• _WHAT THIS TASK INVOLVES_:
Only the pictures stay out; every record is to be quoted exactly.

━━━━━━━━━━━━━━━━

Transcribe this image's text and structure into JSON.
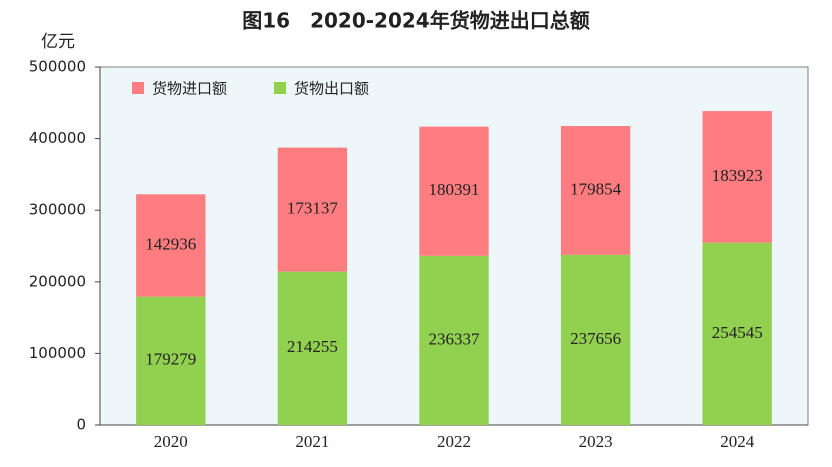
{
  "chart_data": {
    "type": "stacked_bar",
    "title": "图16　2020-2024年货物进出口总额",
    "y_unit": "亿元",
    "categories": [
      "2020",
      "2021",
      "2022",
      "2023",
      "2024"
    ],
    "series": [
      {
        "name": "货物出口额",
        "color": "#92d050",
        "values": [
          179279,
          214255,
          236337,
          237656,
          254545
        ]
      },
      {
        "name": "货物进口额",
        "color": "#ff7c80",
        "values": [
          142936,
          173137,
          180391,
          179854,
          183923
        ]
      }
    ],
    "ylim": [
      0,
      500000
    ],
    "yticks": [
      0,
      100000,
      200000,
      300000,
      400000,
      500000
    ],
    "legend": "top-left",
    "plot_background": "#edf7f9"
  }
}
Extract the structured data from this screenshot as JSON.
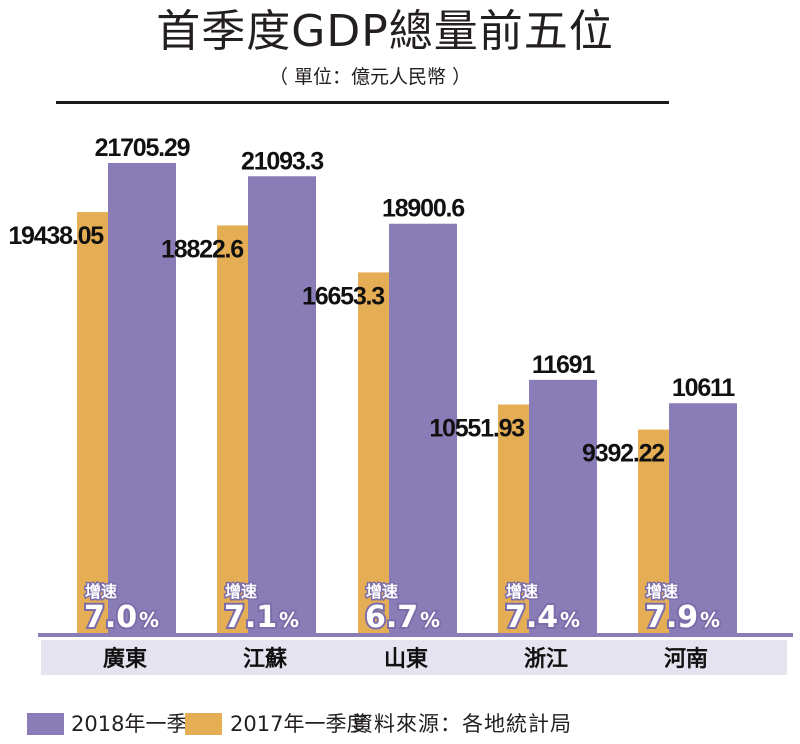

━━━━━━━━━━━━━━━━

• _FINAL ANSWER_:
Transcribe this image's text and structure into JSON.
{
  "chart_data": {
    "type": "stacked_bar",
    "title": "图16　2020-2024年货物进出口总额",
    "y_unit": "亿元",
    "categories": [
      "2020",
      "2021",
      "2022",
      "2023",
      "2024"
    ],
    "series": [
      {
        "name": "货物出口额",
        "color": "#92d050",
        "values": [
          179279,
          214255,
          236337,
          237656,
          254545
        ]
      },
      {
        "name": "货物进口额",
        "color": "#ff7c80",
        "values": [
          142936,
          173137,
          180391,
          179854,
          183923
        ]
      }
    ],
    "ylim": [
      0,
      500000
    ],
    "yticks": [
      0,
      100000,
      200000,
      300000,
      400000,
      500000
    ],
    "legend": "top-left",
    "plot_background": "#edf7f9"
  }
}
Extract the structured data from this screenshot as JSON.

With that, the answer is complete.